## START Records for the task

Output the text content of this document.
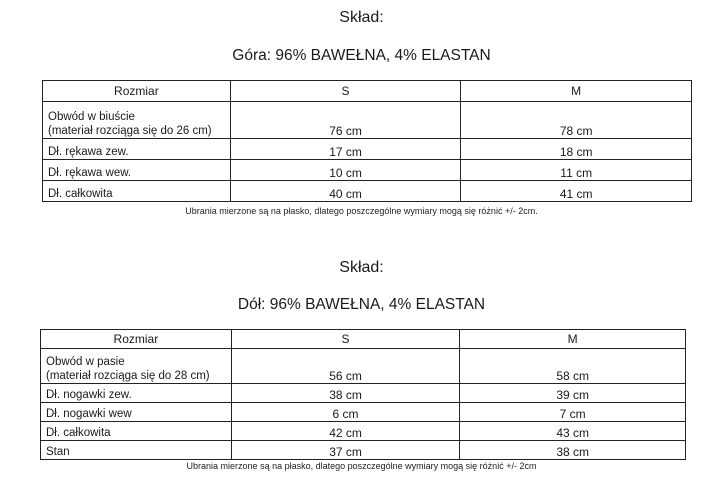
Skład:
Góra: 96% BAWEŁNA, 4% ELASTAN
Rozmiar	S	M

Obwód w biuście
(materiał rozciąga się do 26 cm)	76 cm	78 cm
Dł. rękawa zew.	17 cm	18 cm
Dł. rękawa wew.	10 cm	11 cm
Dł. całkowita	40 cm	41 cm
Ubrania mierzone są na płasko, dlatego poszczególne wymiary mogą się różnić +/- 2cm.
Skład:
Dół: 96% BAWEŁNA, 4% ELASTAN
Rozmiar	S	M

Obwód w pasie
(materiał rozciąga się do 28 cm)	56 cm	58 cm
Dł. nogawki zew.	38 cm	39 cm
Dł. nogawki wew	6 cm	7 cm
Dł. całkowita	42 cm	43 cm
Stan	37 cm	38 cm
Ubrania mierzone są na płasko, dlatego poszczególne wymiary mogą się różnić +/- 2cm
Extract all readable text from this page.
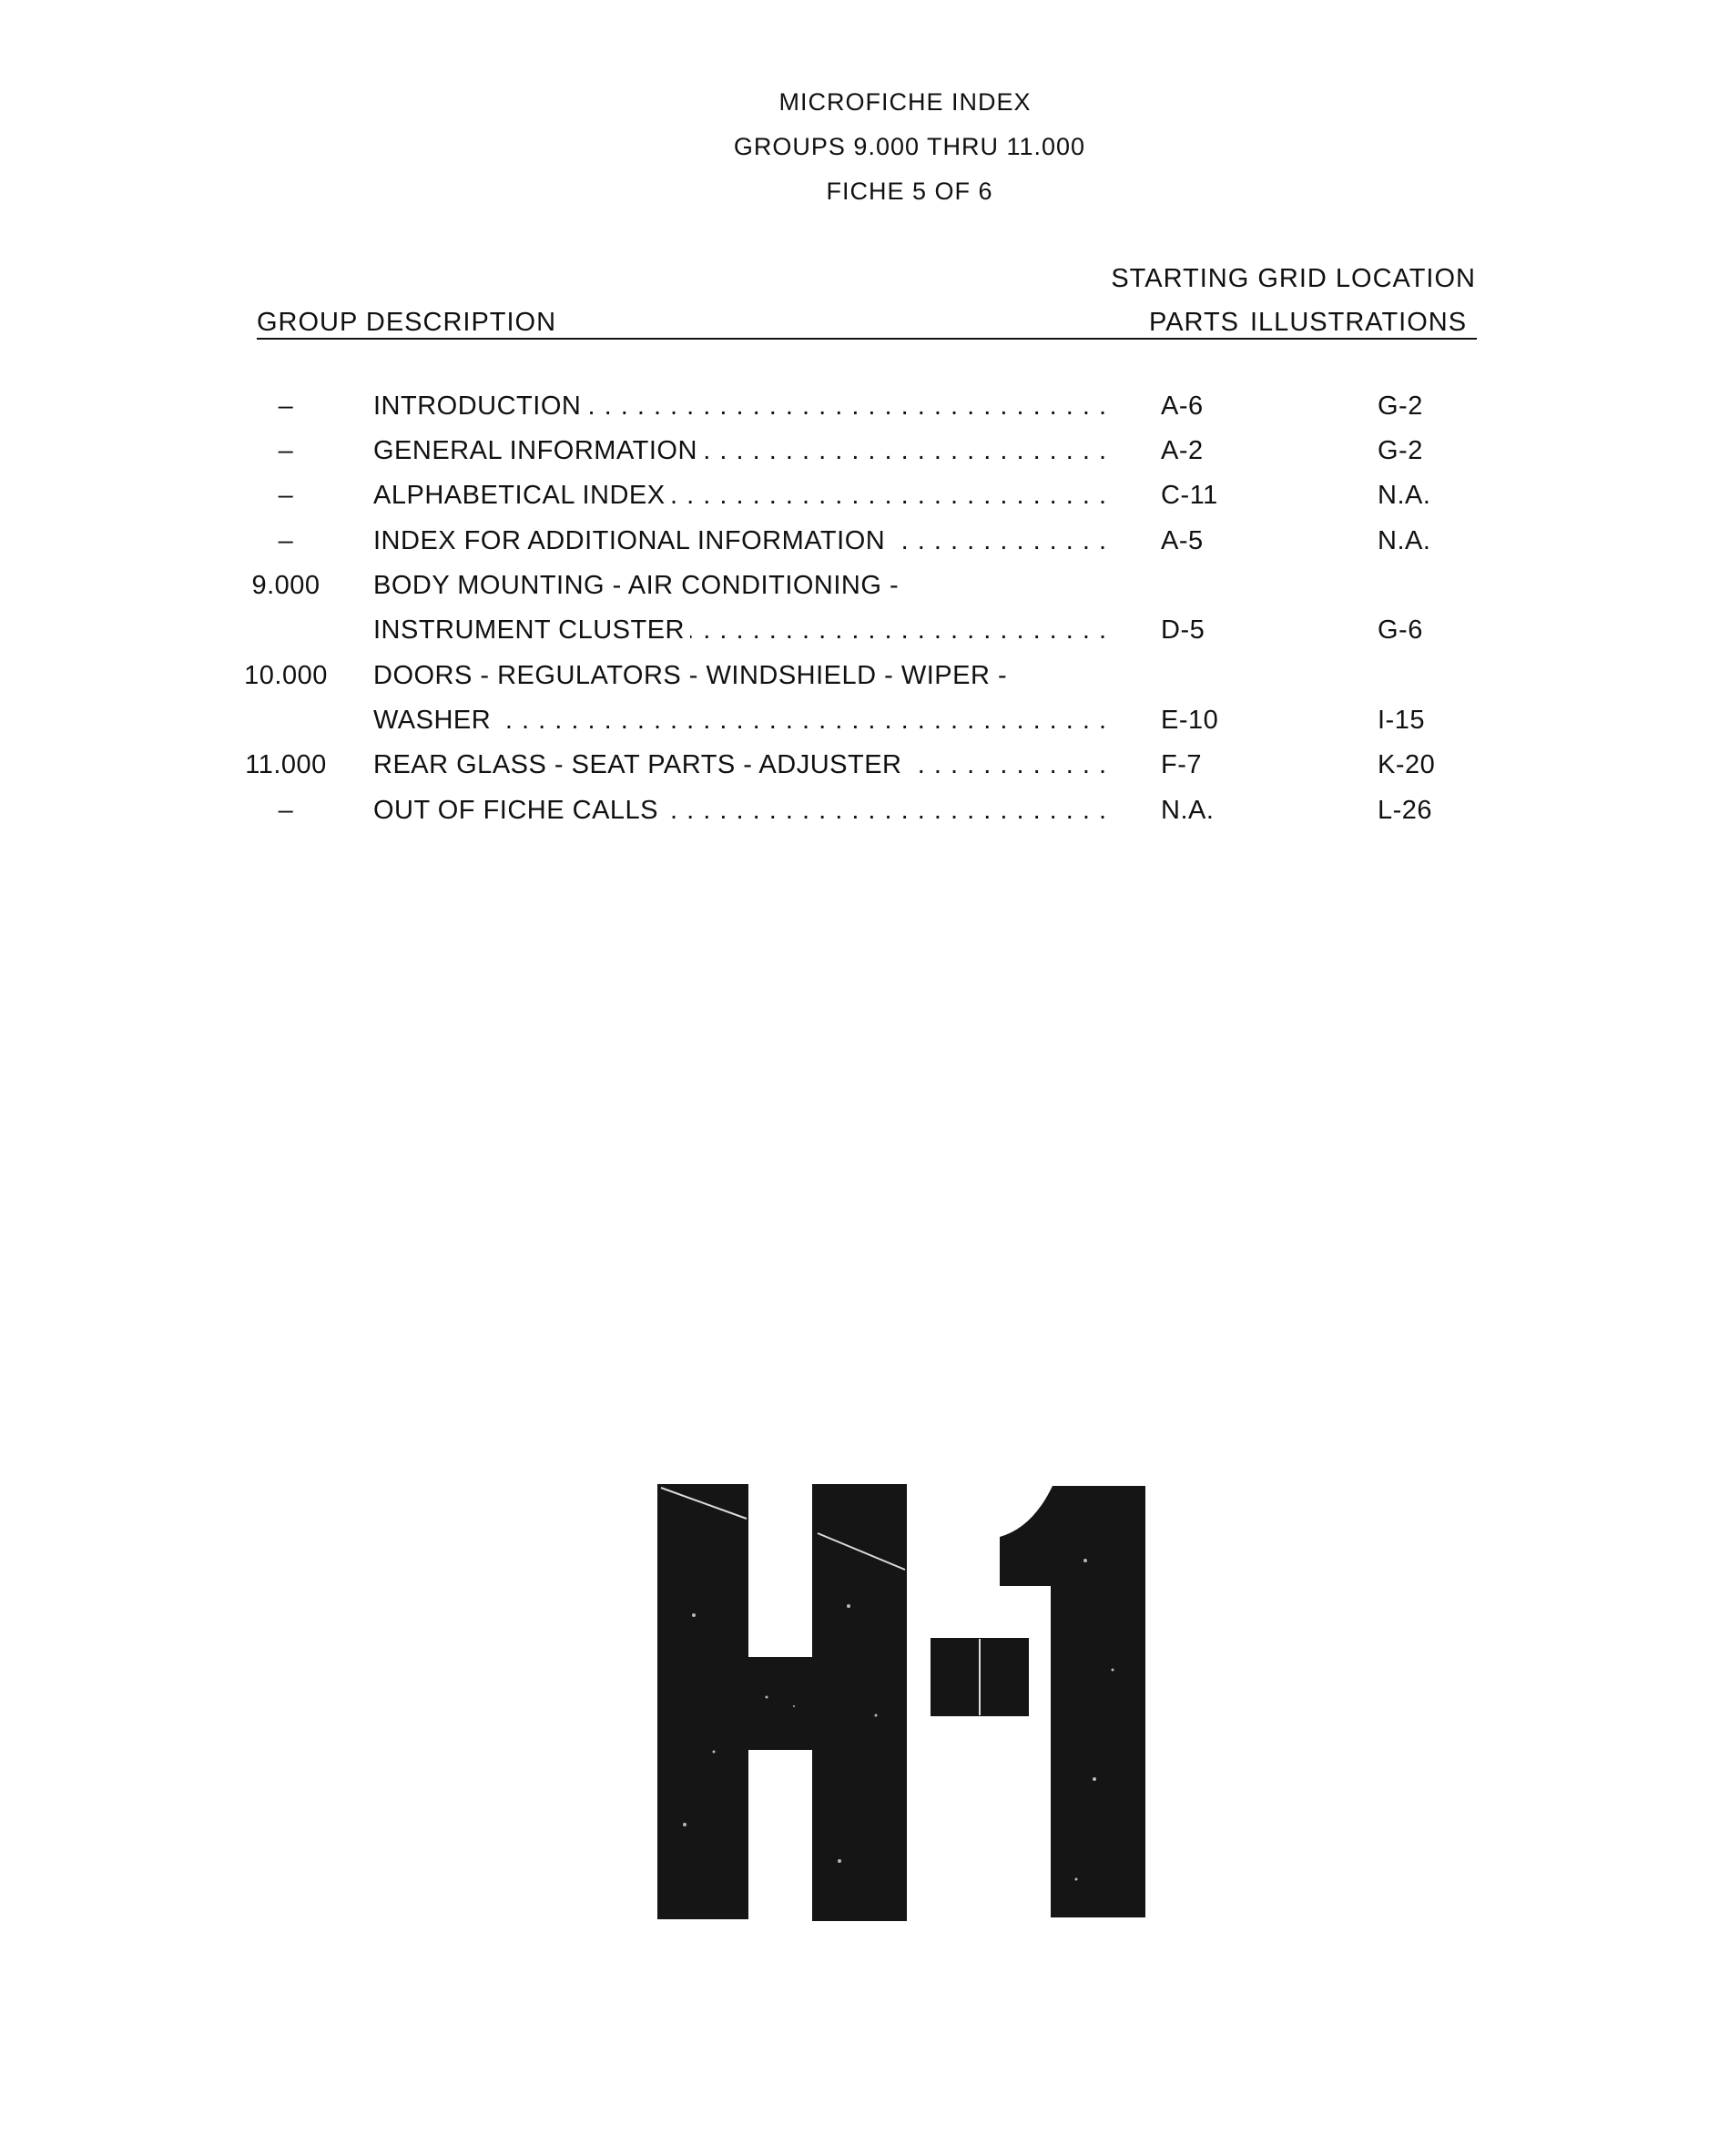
MICROFICHE INDEX
GROUPS 9.000 THRU 11.000
FICHE 5 OF 6
STARTING GRID LOCATION
GROUP DESCRIPTION	PARTS ILLUSTRATIONS
–	INTRODUCTION . . .	A-6	G-2
–	GENERAL INFORMATION . . .	A-2	G-2
–	ALPHABETICAL INDEX . . .	C-11	N.A.
–	INDEX FOR ADDITIONAL INFORMATION . . .	A-5	N.A.
9.000	BODY MOUNTING - AIR CONDITIONING -
INSTRUMENT CLUSTER . . .	D-5	G-6
10.000 DOORS - REGULATORS - WINDSHIELD - WIPER -
WASHER . . .	E-10	I-15
11.000	REAR GLASS - SEAT PARTS - ADJUSTER . . .	F-7	K-20
–	OUT OF FICHE CALLS . . .	N.A.	L-26
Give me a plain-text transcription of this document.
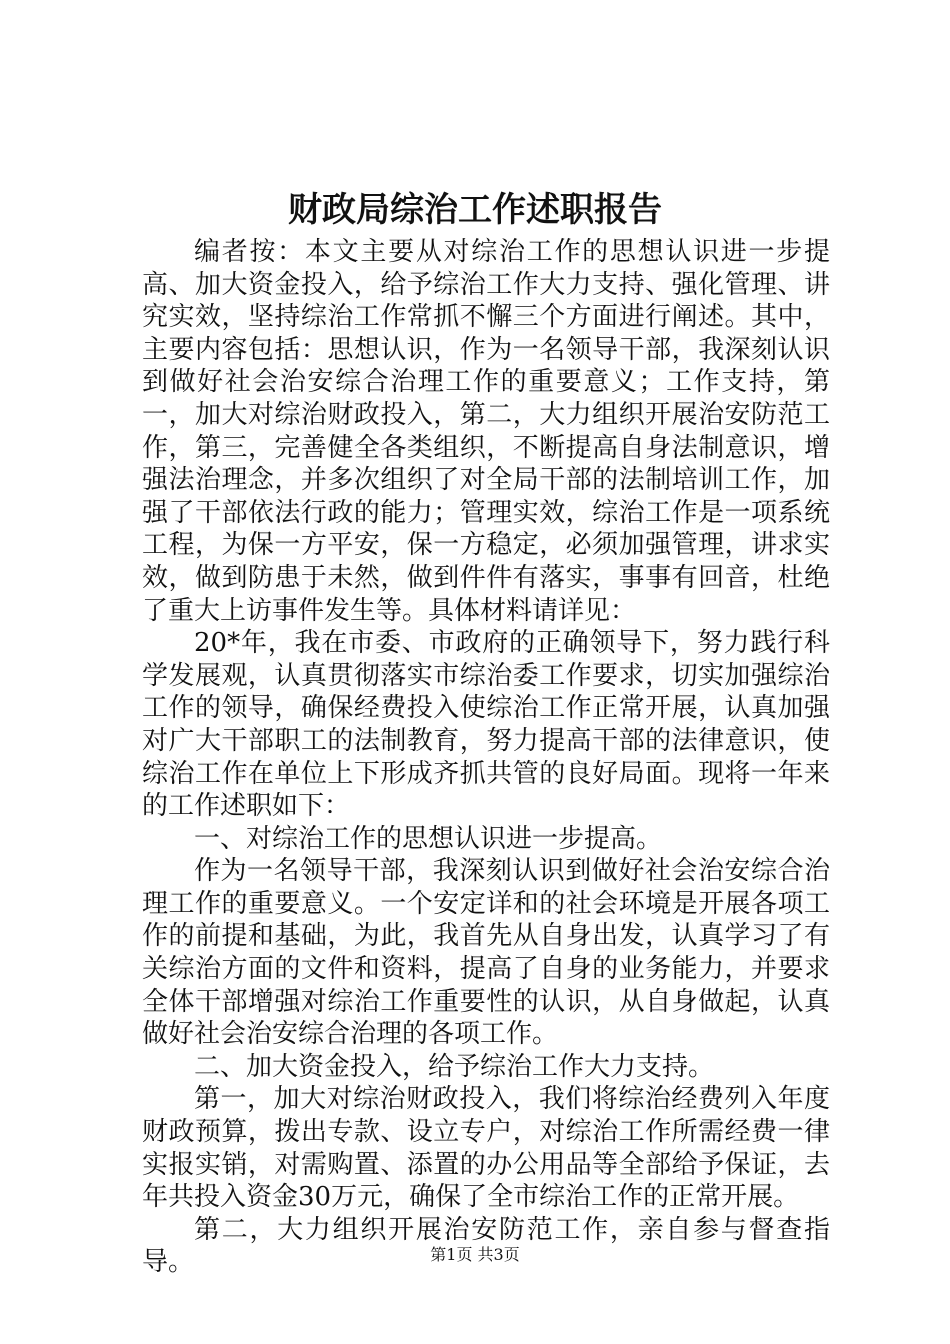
财政局综治工作述职报告

编者按：本文主要从对综治工作的思想认识进一步提高、加大资金投入，给予综治工作大力支持、强化管理、讲究实效，坚持综治工作常抓不懈三个方面进行阐述。其中，主要内容包括：思想认识，作为一名领导干部，我深刻认识到做好社会治安综合治理工作的重要意义；工作支持，第一，加大对综治财政投入，第二，大力组织开展治安防范工作，第三，完善健全各类组织，不断提高自身法制意识，增强法治理念，并多次组织了对全局干部的法制培训工作，加强了干部依法行政的能力；管理实效，综治工作是一项系统工程，为保一方平安，保一方稳定，必须加强管理，讲求实效，做到防患于未然，做到件件有落实，事事有回音，杜绝了重大上访事件发生等。具体材料请详见：

20*年，我在市委、市政府的正确领导下，努力践行科学发展观，认真贯彻落实市综治委工作要求，切实加强综治工作的领导，确保经费投入使综治工作正常开展，认真加强对广大干部职工的法制教育，努力提高干部的法律意识，使综治工作在单位上下形成齐抓共管的良好局面。现将一年来的工作述职如下：

一、对综治工作的思想认识进一步提高。

作为一名领导干部，我深刻认识到做好社会治安综合治理工作的重要意义。一个安定详和的社会环境是开展各项工作的前提和基础，为此，我首先从自身出发，认真学习了有关综治方面的文件和资料，提高了自身的业务能力，并要求全体干部增强对综治工作重要性的认识，从自身做起，认真做好社会治安综合治理的各项工作。

二、加大资金投入，给予综治工作大力支持。

第一，加大对综治财政投入，我们将综治经费列入年度财政预算，拨出专款、设立专户，对综治工作所需经费一律实报实销，对需购置、添置的办公用品等全部给予保证，去年共投入资金30万元，确保了全市综治工作的正常开展。

第二，大力组织开展治安防范工作，亲自参与督查指导。	第1页 共3页
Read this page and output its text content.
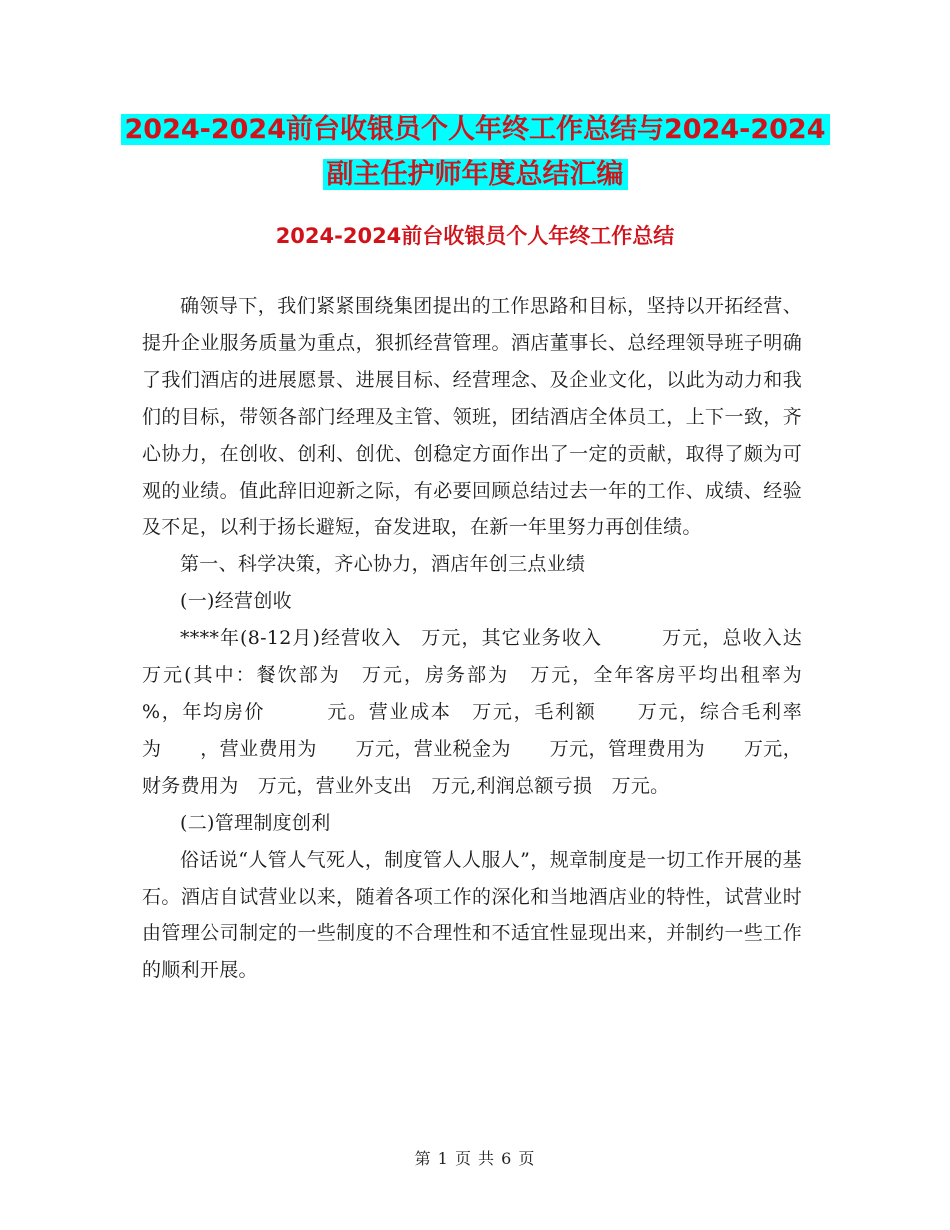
2024-2024前台收银员个人年终工作总结与2024-2024
副主任护师年度总结汇编
2024-2024前台收银员个人年终工作总结

确领导下，我们紧紧围绕集团提出的工作思路和目标，坚持以开拓经营、提升企业服务质量为重点，狠抓经营管理。酒店董事长、总经理领导班子明确了我们酒店的进展愿景、进展目标、经营理念、及企业文化，以此为动力和我们的目标，带领各部门经理及主管、领班，团结酒店全体员工，上下一致，齐心协力，在创收、创利、创优、创稳定方面作出了一定的贡献，取得了颇为可观的业绩。值此辞旧迎新之际，有必要回顾总结过去一年的工作、成绩、经验及不足，以利于扬长避短，奋发进取，在新一年里努力再创佳绩。

第一、科学决策，齐心协力，酒店年创三点业绩

(一)经营创收

****年(8-12月)经营收入　万元，其它业务收入　　　万元，总收入达　万元(其中：餐饮部为　万元，房务部为　万元，全年客房平均出租率为　　%，年均房价　　　元。营业成本　万元，毛利额　　万元，综合毛利率为　　，营业费用为　　万元，营业税金为　　万元，管理费用为　　万元，财务费用为　万元，营业外支出　万元,利润总额亏损　万元。

(二)管理制度创利

俗话说“人管人气死人，制度管人人服人”，规章制度是一切工作开展的基石。酒店自试营业以来，随着各项工作的深化和当地酒店业的特性，试营业时由管理公司制定的一些制度的不合理性和不适宜性显现出来，并制约一些工作的顺利开展。

第 1 页 共 6 页
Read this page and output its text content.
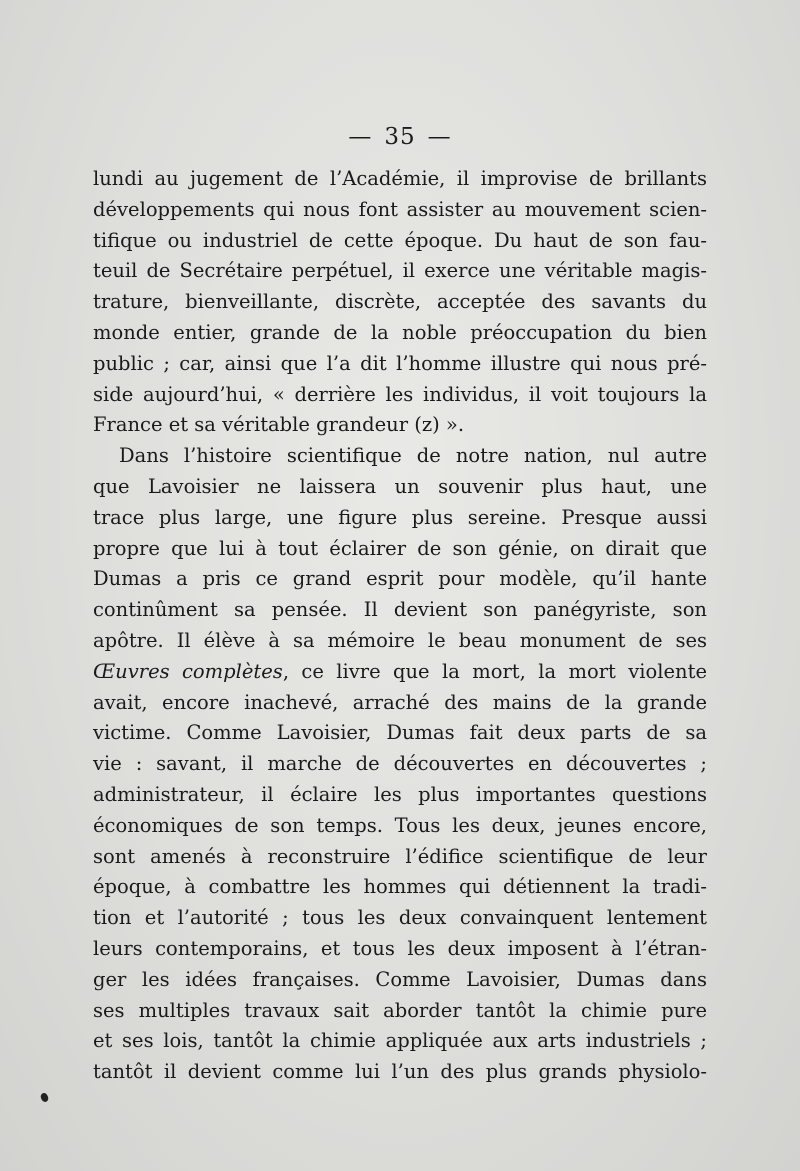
— 35 —
lundi au jugement de l’Académie, il improvise de brillants
développements qui nous font assister au mouvement scien-
tifique ou industriel de cette époque. Du haut de son fau-
teuil de Secrétaire perpétuel, il exerce une véritable magis-
trature, bienveillante, discrète, acceptée des savants du
monde entier, grande de la noble préoccupation du bien
public ; car, ainsi que l’a dit l’homme illustre qui nous pré-
side aujourd’hui, « derrière les individus, il voit toujours la
France et sa véritable grandeur (z) ».
Dans l’histoire scientifique de notre nation, nul autre
que Lavoisier ne laissera un souvenir plus haut, une
trace plus large, une figure plus sereine. Presque aussi
propre que lui à tout éclairer de son génie, on dirait que
Dumas a pris ce grand esprit pour modèle, qu’il hante
continûment sa pensée. Il devient son panégyriste, son
apôtre. Il élève à sa mémoire le beau monument de ses
Œuvres complètes, ce livre que la mort, la mort violente
avait, encore inachevé, arraché des mains de la grande
victime. Comme Lavoisier, Dumas fait deux parts de sa
vie : savant, il marche de découvertes en découvertes ;
administrateur, il éclaire les plus importantes questions
économiques de son temps. Tous les deux, jeunes encore,
sont amenés à reconstruire l’édifice scientifique de leur
époque, à combattre les hommes qui détiennent la tradi-
tion et l’autorité ; tous les deux convainquent lentement
leurs contemporains, et tous les deux imposent à l’étran-
ger les idées françaises. Comme Lavoisier, Dumas dans
ses multiples travaux sait aborder tantôt la chimie pure
et ses lois, tantôt la chimie appliquée aux arts industriels ;
tantôt il devient comme lui l’un des plus grands physiolo-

## END Records for the task

All lines above containing the string "ELASTAN" are to be collected.

▶ Exercise result:
Góra: 96% BAWEŁNA, 4% ELASTAN
Dół: 96% BAWEŁNA, 4% ELASTAN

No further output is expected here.